RAW DATA:
^^^^^^^^^^^^^^^^
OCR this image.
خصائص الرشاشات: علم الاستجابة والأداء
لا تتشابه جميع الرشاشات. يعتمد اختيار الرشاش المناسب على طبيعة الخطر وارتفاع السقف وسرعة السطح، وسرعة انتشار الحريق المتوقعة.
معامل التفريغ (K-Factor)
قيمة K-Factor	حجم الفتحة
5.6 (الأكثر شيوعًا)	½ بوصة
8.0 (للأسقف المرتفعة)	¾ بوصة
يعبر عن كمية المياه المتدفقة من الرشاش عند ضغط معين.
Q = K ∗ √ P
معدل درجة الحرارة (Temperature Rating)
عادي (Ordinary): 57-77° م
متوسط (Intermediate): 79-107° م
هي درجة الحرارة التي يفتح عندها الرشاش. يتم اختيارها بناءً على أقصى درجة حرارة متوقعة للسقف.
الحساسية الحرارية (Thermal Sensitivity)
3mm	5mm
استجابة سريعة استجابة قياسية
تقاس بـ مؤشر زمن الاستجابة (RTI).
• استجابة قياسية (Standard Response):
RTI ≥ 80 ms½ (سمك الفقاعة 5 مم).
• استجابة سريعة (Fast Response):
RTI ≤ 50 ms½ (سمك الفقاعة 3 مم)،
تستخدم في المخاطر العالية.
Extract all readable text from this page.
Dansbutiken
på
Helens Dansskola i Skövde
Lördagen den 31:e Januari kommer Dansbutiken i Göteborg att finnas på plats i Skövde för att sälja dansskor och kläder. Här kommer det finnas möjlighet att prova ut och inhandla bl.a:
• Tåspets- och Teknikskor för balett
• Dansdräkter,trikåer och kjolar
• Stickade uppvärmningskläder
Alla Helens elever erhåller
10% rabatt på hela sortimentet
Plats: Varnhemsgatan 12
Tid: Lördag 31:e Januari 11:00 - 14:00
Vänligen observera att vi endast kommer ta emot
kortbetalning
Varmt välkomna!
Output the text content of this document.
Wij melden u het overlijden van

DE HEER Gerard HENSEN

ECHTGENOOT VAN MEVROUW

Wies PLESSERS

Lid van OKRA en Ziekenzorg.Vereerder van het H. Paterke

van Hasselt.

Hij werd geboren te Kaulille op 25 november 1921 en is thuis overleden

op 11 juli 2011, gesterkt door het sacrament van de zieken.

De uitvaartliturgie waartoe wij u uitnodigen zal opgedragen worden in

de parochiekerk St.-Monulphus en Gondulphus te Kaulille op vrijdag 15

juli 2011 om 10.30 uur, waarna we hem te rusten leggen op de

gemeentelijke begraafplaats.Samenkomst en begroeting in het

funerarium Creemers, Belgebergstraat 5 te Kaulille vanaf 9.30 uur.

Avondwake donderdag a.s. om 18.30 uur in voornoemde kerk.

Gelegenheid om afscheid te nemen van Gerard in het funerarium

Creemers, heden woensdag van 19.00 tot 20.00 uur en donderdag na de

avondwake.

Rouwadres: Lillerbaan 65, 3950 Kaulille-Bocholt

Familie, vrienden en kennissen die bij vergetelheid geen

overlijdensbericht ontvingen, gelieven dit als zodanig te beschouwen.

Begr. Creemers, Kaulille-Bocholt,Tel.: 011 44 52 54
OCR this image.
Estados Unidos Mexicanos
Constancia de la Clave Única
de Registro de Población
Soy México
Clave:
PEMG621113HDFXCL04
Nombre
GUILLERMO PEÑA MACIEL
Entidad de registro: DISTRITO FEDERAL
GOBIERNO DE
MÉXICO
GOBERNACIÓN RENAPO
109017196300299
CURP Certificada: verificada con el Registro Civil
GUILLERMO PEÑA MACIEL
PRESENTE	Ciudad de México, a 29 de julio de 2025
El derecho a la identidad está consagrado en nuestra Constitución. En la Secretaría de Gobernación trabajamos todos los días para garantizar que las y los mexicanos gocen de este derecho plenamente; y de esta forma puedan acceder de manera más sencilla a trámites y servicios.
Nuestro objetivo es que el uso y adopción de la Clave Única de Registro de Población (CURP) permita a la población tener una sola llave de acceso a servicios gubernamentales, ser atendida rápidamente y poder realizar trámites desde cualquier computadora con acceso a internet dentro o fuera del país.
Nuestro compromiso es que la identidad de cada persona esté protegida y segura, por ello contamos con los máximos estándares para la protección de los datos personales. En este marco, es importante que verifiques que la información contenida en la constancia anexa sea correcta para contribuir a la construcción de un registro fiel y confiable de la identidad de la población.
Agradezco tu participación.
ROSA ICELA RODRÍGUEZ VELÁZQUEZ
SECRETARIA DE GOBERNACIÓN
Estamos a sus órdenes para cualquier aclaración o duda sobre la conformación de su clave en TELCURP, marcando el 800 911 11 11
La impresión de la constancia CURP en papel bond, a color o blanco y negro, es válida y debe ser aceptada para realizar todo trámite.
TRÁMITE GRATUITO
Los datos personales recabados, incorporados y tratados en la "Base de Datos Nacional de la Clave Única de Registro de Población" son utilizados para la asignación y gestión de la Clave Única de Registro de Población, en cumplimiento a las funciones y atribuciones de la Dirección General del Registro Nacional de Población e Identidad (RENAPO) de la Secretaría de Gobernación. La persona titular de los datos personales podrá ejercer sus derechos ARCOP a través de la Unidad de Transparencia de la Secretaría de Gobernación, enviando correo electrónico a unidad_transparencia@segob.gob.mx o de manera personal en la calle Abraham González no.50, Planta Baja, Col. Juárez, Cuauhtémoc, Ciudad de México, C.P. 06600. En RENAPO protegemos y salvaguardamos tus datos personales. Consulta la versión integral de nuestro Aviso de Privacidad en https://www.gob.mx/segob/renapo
^^^^^^^^^^^^^^^^
WORK REQUIRED: Write out the whole listing again, exactly as it stands.

REPLY TO THE EXERCISE:
OCR this image.
خصائص الرشاشات: علم الاستجابة والأداء
لا تتشابه جميع الرشاشات. يعتمد اختيار الرشاش المناسب على طبيعة الخطر وارتفاع السقف وسرعة السطح، وسرعة انتشار الحريق المتوقعة.
معامل التفريغ (K-Factor)
قيمة K-Factor	حجم الفتحة
5.6 (الأكثر شيوعًا)	½ بوصة
8.0 (للأسقف المرتفعة)	¾ بوصة
يعبر عن كمية المياه المتدفقة من الرشاش عند ضغط معين.
Q = K ∗ √ P
معدل درجة الحرارة (Temperature Rating)
عادي (Ordinary): 57-77° م
متوسط (Intermediate): 79-107° م
هي درجة الحرارة التي يفتح عندها الرشاش. يتم اختيارها بناءً على أقصى درجة حرارة متوقعة للسقف.
الحساسية الحرارية (Thermal Sensitivity)
3mm	5mm
استجابة سريعة استجابة قياسية
تقاس بـ مؤشر زمن الاستجابة (RTI).
• استجابة قياسية (Standard Response):
RTI ≥ 80 ms½ (سمك الفقاعة 5 مم).
• استجابة سريعة (Fast Response):
RTI ≤ 50 ms½ (سمك الفقاعة 3 مم)،
تستخدم في المخاطر العالية.
Extract all readable text from this page.
Dansbutiken
på
Helens Dansskola i Skövde
Lördagen den 31:e Januari kommer Dansbutiken i Göteborg att finnas på plats i Skövde för att sälja dansskor och kläder. Här kommer det finnas möjlighet att prova ut och inhandla bl.a:
• Tåspets- och Teknikskor för balett
• Dansdräkter,trikåer och kjolar
• Stickade uppvärmningskläder
Alla Helens elever erhåller
10% rabatt på hela sortimentet
Plats: Varnhemsgatan 12
Tid: Lördag 31:e Januari 11:00 - 14:00
Vänligen observera att vi endast kommer ta emot
kortbetalning
Varmt välkomna!
Output the text content of this document.
Wij melden u het overlijden van

DE HEER Gerard HENSEN

ECHTGENOOT VAN MEVROUW

Wies PLESSERS

Lid van OKRA en Ziekenzorg.Vereerder van het H. Paterke

van Hasselt.

Hij werd geboren te Kaulille op 25 november 1921 en is thuis overleden

op 11 juli 2011, gesterkt door het sacrament van de zieken.

De uitvaartliturgie waartoe wij u uitnodigen zal opgedragen worden in

de parochiekerk St.-Monulphus en Gondulphus te Kaulille op vrijdag 15

juli 2011 om 10.30 uur, waarna we hem te rusten leggen op de

gemeentelijke begraafplaats.Samenkomst en begroeting in het

funerarium Creemers, Belgebergstraat 5 te Kaulille vanaf 9.30 uur.

Avondwake donderdag a.s. om 18.30 uur in voornoemde kerk.

Gelegenheid om afscheid te nemen van Gerard in het funerarium

Creemers, heden woensdag van 19.00 tot 20.00 uur en donderdag na de

avondwake.

Rouwadres: Lillerbaan 65, 3950 Kaulille-Bocholt

Familie, vrienden en kennissen die bij vergetelheid geen

overlijdensbericht ontvingen, gelieven dit als zodanig te beschouwen.

Begr. Creemers, Kaulille-Bocholt,Tel.: 011 44 52 54
OCR this image.
Estados Unidos Mexicanos
Constancia de la Clave Única
de Registro de Población
Soy México
Clave:
PEMG621113HDFXCL04
Nombre
GUILLERMO PEÑA MACIEL
Entidad de registro: DISTRITO FEDERAL
GOBIERNO DE
MÉXICO
GOBERNACIÓN RENAPO
109017196300299
CURP Certificada: verificada con el Registro Civil
GUILLERMO PEÑA MACIEL
PRESENTE	Ciudad de México, a 29 de julio de 2025
El derecho a la identidad está consagrado en nuestra Constitución. En la Secretaría de Gobernación trabajamos todos los días para garantizar que las y los mexicanos gocen de este derecho plenamente; y de esta forma puedan acceder de manera más sencilla a trámites y servicios.
Nuestro objetivo es que el uso y adopción de la Clave Única de Registro de Población (CURP) permita a la población tener una sola llave de acceso a servicios gubernamentales, ser atendida rápidamente y poder realizar trámites desde cualquier computadora con acceso a internet dentro o fuera del país.
Nuestro compromiso es que la identidad de cada persona esté protegida y segura, por ello contamos con los máximos estándares para la protección de los datos personales. En este marco, es importante que verifiques que la información contenida en la constancia anexa sea correcta para contribuir a la construcción de un registro fiel y confiable de la identidad de la población.
Agradezco tu participación.
ROSA ICELA RODRÍGUEZ VELÁZQUEZ
SECRETARIA DE GOBERNACIÓN
Estamos a sus órdenes para cualquier aclaración o duda sobre la conformación de su clave en TELCURP, marcando el 800 911 11 11
La impresión de la constancia CURP en papel bond, a color o blanco y negro, es válida y debe ser aceptada para realizar todo trámite.
TRÁMITE GRATUITO
Los datos personales recabados, incorporados y tratados en la "Base de Datos Nacional de la Clave Única de Registro de Población" son utilizados para la asignación y gestión de la Clave Única de Registro de Población, en cumplimiento a las funciones y atribuciones de la Dirección General del Registro Nacional de Población e Identidad (RENAPO) de la Secretaría de Gobernación. La persona titular de los datos personales podrá ejercer sus derechos ARCOP a través de la Unidad de Transparencia de la Secretaría de Gobernación, enviando correo electrónico a unidad_transparencia@segob.gob.mx o de manera personal en la calle Abraham González no.50, Planta Baja, Col. Juárez, Cuauhtémoc, Ciudad de México, C.P. 06600. En RENAPO protegemos y salvaguardamos tus datos personales. Consulta la versión integral de nuestro Aviso de Privacidad en https://www.gob.mx/segob/renapo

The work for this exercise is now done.